Selected text:
In the second of our series on young researchers, Julia O'Connell Davidson tells Harriet Swain how using sex as a teaching aid led her to study the murky world of prostitution
For Julia O'Connell Davidson, the only way to keep her students interested in lectures on sociological method was to introduce sex. From this it proved but a short step to prostitution and thence to sex tourism. It happened like this ...
After a BSc in sociology and psychology at Bath University and a PhD in employment relations and privatisation at the University of Bristol, Davidson took a lecturing job in sociology at the University of Leicester where she was given the task of teaching methodology to a group of yawning students. "I thought if I took examples of method to do with sexuality it might help because students are always interested in sex," she says. "It meant they actually listened." This led to a textbook on Methods, Sex and Madness.
Enter "Desiree", a successful, entrepreneurial prostitute who employed one of Davidson's students part-time as a receptionist in her brothel. The student suggested introducing teacher and boss in the interests of research. "I was very interested because I had been working on labour organisation and employment and prostitution provides interesting examples of how people organise their work," Davidson says. But she soon became fascinated by the business of prostitution itself, eventually taking over the brothel receptionist job in order to study it more closely.
Desiree filled out questionnaires on her clients' requirements, tape-recorded some of her sessions and supplied letters detailing the men's fantasies about her. Through her, Davidson secured interviews with a number of prostitute-users, including a man who regularly visited Thailand as a sex tourist. So began a major research project, involving interviews with more than 220 sex tourists, and the prostitutes and pimps who served them. With her fellow researcher, Jacqueline Sanchez Taylor, 33, she visited Cuba, South Africa, Goa, the Dominican Republic, Costa Rica and Southeast Asia, questioning men in bars and beaches about their sex lives.
On the whole, she says, they were willing to talk. "A lot of men go out for weeks by themselves," she says. "The women they are with don't speak English. They don't speak to Thai men and they get quite bored. They're also sexist which means they like explaining things to you because as a woman you're too stupid to understand."
Davidson, 37, and Sanchez Taylor would say they were studying tourism in general and then get around to the subject of sex. They would test out any of their findings by interviewing the other sides of the triangle - the prostitutes and pimps.

Records provided:
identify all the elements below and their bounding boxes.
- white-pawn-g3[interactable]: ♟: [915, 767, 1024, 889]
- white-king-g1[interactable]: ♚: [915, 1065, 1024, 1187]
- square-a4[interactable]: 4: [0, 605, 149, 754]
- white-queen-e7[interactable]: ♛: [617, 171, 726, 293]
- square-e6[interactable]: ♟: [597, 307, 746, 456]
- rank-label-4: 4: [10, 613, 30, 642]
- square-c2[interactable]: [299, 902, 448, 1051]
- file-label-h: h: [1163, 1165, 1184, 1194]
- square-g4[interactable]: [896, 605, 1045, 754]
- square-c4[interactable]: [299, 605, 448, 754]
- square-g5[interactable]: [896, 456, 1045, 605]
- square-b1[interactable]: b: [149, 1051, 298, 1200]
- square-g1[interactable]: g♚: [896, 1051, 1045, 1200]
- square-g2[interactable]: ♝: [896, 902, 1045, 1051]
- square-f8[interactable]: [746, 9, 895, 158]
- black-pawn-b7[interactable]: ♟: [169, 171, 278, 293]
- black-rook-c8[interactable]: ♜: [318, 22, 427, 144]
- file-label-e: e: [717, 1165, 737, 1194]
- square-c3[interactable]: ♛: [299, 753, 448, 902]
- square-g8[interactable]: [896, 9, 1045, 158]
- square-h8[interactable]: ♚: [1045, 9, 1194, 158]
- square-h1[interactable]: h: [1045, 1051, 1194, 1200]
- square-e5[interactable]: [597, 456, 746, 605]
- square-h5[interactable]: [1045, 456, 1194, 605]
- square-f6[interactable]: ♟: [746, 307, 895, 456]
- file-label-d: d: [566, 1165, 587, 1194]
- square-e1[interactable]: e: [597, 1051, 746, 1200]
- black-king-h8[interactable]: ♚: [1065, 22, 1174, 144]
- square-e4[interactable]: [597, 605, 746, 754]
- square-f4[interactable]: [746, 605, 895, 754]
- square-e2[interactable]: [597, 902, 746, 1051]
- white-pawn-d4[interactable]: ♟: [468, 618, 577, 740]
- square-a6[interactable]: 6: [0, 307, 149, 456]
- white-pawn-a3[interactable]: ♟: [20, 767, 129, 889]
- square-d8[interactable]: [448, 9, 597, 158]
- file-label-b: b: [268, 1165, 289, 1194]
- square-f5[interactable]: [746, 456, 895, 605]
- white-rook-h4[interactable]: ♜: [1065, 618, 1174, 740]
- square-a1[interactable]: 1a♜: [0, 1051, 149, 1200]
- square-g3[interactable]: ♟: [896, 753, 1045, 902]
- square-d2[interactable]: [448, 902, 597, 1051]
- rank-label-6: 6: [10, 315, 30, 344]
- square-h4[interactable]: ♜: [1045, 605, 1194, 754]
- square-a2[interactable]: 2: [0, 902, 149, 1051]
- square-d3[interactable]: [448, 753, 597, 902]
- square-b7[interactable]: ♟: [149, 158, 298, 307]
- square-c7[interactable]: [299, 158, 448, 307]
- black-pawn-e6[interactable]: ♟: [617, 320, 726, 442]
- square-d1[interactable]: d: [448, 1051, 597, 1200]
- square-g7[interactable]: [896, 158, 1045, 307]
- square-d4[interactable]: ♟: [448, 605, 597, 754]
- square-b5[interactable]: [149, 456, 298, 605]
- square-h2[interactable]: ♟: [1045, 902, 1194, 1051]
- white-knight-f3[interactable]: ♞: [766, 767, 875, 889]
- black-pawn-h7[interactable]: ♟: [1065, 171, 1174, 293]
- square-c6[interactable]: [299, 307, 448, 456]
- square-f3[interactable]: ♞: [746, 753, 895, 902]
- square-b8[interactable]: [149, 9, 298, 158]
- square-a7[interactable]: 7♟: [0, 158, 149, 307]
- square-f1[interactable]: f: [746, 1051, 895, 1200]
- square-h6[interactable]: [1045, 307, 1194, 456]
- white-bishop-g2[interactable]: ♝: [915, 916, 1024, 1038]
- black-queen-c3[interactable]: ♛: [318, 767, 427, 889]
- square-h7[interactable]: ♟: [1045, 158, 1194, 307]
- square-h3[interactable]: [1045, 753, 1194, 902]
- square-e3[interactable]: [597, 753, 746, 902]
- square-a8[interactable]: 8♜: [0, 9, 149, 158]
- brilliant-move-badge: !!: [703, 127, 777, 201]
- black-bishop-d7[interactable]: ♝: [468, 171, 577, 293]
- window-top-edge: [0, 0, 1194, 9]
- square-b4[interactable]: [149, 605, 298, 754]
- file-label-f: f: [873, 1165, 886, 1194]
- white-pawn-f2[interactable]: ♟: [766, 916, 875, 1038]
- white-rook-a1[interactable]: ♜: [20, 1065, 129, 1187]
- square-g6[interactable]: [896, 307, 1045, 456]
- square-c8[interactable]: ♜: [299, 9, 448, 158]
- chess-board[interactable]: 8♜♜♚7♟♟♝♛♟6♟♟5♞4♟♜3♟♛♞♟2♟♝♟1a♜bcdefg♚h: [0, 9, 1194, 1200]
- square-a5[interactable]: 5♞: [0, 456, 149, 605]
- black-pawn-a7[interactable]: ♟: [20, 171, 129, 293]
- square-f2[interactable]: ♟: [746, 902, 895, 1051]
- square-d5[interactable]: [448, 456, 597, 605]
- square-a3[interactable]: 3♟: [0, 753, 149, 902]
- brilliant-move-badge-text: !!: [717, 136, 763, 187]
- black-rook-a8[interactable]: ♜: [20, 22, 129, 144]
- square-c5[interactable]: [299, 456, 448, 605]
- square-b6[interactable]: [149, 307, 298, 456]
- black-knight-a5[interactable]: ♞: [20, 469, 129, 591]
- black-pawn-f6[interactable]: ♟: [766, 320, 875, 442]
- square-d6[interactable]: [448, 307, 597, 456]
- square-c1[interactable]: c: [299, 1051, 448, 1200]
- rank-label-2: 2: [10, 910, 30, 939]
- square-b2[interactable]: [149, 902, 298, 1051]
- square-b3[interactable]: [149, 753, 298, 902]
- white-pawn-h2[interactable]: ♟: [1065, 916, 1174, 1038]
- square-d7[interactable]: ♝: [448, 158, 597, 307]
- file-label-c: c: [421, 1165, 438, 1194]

What to produce:
Answer these about the article on Julia O'Connell Davidson's research:
1. At which university did Davidson earn her PhD?
2. What job did she take over to study prostitution more closely?
3. How many sex tourists did the research project interview?

Output for this task:
1. The University of Bristol.
2. The brothel receptionist job.
3. More than 220.